Input records

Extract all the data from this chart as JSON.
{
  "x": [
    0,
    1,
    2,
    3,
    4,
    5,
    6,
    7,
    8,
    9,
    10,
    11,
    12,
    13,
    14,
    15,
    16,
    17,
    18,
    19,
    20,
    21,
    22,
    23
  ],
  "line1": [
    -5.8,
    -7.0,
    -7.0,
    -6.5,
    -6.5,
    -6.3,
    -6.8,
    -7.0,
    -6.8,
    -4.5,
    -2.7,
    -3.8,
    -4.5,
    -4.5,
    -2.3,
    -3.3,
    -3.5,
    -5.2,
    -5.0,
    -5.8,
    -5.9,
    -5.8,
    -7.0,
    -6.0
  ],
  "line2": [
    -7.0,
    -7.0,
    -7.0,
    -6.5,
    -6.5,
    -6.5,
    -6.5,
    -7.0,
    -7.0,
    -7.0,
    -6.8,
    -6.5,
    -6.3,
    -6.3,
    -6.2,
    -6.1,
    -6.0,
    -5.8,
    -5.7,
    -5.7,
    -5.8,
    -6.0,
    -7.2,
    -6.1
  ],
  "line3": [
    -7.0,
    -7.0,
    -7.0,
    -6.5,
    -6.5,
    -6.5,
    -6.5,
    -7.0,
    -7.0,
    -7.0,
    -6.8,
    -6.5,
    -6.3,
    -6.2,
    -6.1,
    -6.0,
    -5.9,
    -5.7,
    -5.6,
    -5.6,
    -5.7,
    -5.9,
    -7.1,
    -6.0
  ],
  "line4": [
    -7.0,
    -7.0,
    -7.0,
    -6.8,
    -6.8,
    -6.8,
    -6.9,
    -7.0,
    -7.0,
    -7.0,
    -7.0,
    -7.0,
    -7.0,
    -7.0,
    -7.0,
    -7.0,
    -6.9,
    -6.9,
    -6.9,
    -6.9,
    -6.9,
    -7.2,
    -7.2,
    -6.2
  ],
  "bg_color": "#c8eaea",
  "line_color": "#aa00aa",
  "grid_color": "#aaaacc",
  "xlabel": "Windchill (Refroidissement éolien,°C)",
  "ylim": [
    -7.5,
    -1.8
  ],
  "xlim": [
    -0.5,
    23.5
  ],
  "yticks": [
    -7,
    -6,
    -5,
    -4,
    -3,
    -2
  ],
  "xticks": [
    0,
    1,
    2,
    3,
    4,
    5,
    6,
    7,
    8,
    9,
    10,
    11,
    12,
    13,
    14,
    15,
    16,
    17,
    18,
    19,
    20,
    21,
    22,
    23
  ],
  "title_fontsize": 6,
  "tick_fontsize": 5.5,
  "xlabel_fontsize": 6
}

Exercise requirements
Exactly reproduce every line of the records.

Task result
Extract all the data from this chart as JSON.
{
  "x": [
    0,
    1,
    2,
    3,
    4,
    5,
    6,
    7,
    8,
    9,
    10,
    11,
    12,
    13,
    14,
    15,
    16,
    17,
    18,
    19,
    20,
    21,
    22,
    23
  ],
  "line1": [
    -5.8,
    -7.0,
    -7.0,
    -6.5,
    -6.5,
    -6.3,
    -6.8,
    -7.0,
    -6.8,
    -4.5,
    -2.7,
    -3.8,
    -4.5,
    -4.5,
    -2.3,
    -3.3,
    -3.5,
    -5.2,
    -5.0,
    -5.8,
    -5.9,
    -5.8,
    -7.0,
    -6.0
  ],
  "line2": [
    -7.0,
    -7.0,
    -7.0,
    -6.5,
    -6.5,
    -6.5,
    -6.5,
    -7.0,
    -7.0,
    -7.0,
    -6.8,
    -6.5,
    -6.3,
    -6.3,
    -6.2,
    -6.1,
    -6.0,
    -5.8,
    -5.7,
    -5.7,
    -5.8,
    -6.0,
    -7.2,
    -6.1
  ],
  "line3": [
    -7.0,
    -7.0,
    -7.0,
    -6.5,
    -6.5,
    -6.5,
    -6.5,
    -7.0,
    -7.0,
    -7.0,
    -6.8,
    -6.5,
    -6.3,
    -6.2,
    -6.1,
    -6.0,
    -5.9,
    -5.7,
    -5.6,
    -5.6,
    -5.7,
    -5.9,
    -7.1,
    -6.0
  ],
  "line4": [
    -7.0,
    -7.0,
    -7.0,
    -6.8,
    -6.8,
    -6.8,
    -6.9,
    -7.0,
    -7.0,
    -7.0,
    -7.0,
    -7.0,
    -7.0,
    -7.0,
    -7.0,
    -7.0,
    -6.9,
    -6.9,
    -6.9,
    -6.9,
    -6.9,
    -7.2,
    -7.2,
    -6.2
  ],
  "bg_color": "#c8eaea",
  "line_color": "#aa00aa",
  "grid_color": "#aaaacc",
  "xlabel": "Windchill (Refroidissement éolien,°C)",
  "ylim": [
    -7.5,
    -1.8
  ],
  "xlim": [
    -0.5,
    23.5
  ],
  "yticks": [
    -7,
    -6,
    -5,
    -4,
    -3,
    -2
  ],
  "xticks": [
    0,
    1,
    2,
    3,
    4,
    5,
    6,
    7,
    8,
    9,
    10,
    11,
    12,
    13,
    14,
    15,
    16,
    17,
    18,
    19,
    20,
    21,
    22,
    23
  ],
  "title_fontsize": 6,
  "tick_fontsize": 5.5,
  "xlabel_fontsize": 6
}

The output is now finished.